GIVEN PROBLEM: Return every line below in which "subtype" appears.

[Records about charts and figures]
(begin)
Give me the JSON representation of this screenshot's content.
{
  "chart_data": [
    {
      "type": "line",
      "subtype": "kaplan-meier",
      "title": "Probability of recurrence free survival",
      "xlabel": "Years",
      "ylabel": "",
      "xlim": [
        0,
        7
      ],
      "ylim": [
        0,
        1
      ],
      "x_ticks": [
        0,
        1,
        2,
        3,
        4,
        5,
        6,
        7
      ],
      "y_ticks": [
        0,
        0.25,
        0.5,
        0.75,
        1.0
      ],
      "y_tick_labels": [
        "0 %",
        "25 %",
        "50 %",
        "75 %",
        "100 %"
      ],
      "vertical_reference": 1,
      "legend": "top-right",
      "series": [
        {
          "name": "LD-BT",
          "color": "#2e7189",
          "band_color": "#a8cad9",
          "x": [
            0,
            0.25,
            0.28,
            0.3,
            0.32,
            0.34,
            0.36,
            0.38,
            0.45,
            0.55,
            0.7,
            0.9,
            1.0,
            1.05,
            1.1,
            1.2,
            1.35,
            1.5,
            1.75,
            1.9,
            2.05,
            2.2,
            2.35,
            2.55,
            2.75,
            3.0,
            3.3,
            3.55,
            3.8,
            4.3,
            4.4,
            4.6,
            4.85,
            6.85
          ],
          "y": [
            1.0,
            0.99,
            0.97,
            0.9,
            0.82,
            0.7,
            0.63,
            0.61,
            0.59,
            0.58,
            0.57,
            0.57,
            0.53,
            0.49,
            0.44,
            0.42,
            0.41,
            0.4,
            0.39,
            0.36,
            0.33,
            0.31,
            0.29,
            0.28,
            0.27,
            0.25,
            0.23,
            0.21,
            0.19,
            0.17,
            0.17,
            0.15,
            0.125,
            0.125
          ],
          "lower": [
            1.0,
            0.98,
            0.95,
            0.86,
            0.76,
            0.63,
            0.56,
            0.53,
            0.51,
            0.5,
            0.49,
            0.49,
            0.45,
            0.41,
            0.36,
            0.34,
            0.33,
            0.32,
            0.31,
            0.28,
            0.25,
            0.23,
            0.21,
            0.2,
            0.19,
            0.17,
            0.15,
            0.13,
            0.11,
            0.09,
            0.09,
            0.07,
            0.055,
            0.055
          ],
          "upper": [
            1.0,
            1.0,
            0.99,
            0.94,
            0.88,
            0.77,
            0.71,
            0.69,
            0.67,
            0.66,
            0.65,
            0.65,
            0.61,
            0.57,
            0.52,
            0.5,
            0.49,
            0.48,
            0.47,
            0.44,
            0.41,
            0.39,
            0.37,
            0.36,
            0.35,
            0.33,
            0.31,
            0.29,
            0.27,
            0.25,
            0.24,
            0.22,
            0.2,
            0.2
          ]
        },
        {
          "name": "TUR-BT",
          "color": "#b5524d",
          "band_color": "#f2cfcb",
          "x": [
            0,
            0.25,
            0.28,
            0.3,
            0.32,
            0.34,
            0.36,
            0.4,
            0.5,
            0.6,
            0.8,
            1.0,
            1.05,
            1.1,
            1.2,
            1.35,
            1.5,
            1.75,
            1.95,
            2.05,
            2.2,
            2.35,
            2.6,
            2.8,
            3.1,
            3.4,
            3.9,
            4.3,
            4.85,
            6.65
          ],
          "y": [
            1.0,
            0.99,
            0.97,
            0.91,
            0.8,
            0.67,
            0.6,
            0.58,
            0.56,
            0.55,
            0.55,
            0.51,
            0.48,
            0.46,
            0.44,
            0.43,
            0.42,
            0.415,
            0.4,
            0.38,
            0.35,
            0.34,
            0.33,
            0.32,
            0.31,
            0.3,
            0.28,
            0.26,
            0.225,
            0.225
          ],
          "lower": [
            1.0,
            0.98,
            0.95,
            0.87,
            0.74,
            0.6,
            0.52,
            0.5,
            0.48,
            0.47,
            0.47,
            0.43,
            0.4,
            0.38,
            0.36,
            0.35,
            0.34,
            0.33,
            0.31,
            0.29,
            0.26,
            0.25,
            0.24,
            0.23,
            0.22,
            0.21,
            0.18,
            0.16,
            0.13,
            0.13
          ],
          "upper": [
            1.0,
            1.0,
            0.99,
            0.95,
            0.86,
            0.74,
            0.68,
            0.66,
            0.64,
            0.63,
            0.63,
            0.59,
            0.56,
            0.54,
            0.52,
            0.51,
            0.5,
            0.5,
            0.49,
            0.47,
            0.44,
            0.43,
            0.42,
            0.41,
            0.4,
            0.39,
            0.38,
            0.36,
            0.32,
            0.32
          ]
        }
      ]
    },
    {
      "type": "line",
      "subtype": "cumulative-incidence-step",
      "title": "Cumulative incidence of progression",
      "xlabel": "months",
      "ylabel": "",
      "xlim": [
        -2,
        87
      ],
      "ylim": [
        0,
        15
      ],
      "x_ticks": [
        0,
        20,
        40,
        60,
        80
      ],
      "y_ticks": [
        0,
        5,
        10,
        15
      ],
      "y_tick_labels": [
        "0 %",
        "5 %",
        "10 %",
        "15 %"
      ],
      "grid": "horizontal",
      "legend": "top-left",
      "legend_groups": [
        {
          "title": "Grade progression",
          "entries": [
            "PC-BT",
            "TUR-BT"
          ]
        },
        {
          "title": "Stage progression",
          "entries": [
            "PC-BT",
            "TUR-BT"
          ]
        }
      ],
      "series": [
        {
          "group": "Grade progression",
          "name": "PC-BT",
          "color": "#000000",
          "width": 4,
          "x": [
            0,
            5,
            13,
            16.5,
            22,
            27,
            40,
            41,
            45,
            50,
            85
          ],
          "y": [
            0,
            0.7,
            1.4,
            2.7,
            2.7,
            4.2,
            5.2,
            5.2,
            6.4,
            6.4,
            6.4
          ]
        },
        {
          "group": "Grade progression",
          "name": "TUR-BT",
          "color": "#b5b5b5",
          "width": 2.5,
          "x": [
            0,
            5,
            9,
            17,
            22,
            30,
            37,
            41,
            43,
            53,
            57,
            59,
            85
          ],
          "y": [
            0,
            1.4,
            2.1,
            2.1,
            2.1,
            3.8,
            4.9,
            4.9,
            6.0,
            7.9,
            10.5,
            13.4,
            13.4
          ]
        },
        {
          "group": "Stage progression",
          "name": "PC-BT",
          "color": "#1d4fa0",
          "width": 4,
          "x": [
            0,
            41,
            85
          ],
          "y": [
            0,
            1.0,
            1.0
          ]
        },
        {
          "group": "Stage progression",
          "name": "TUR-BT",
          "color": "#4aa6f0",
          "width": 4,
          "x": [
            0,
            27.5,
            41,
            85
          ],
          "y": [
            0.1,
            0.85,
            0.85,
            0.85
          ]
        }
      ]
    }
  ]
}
(end)
TASK ANSWER:
      "subtype": "kaplan-meier",
      "subtype": "cumulative-incidence-step",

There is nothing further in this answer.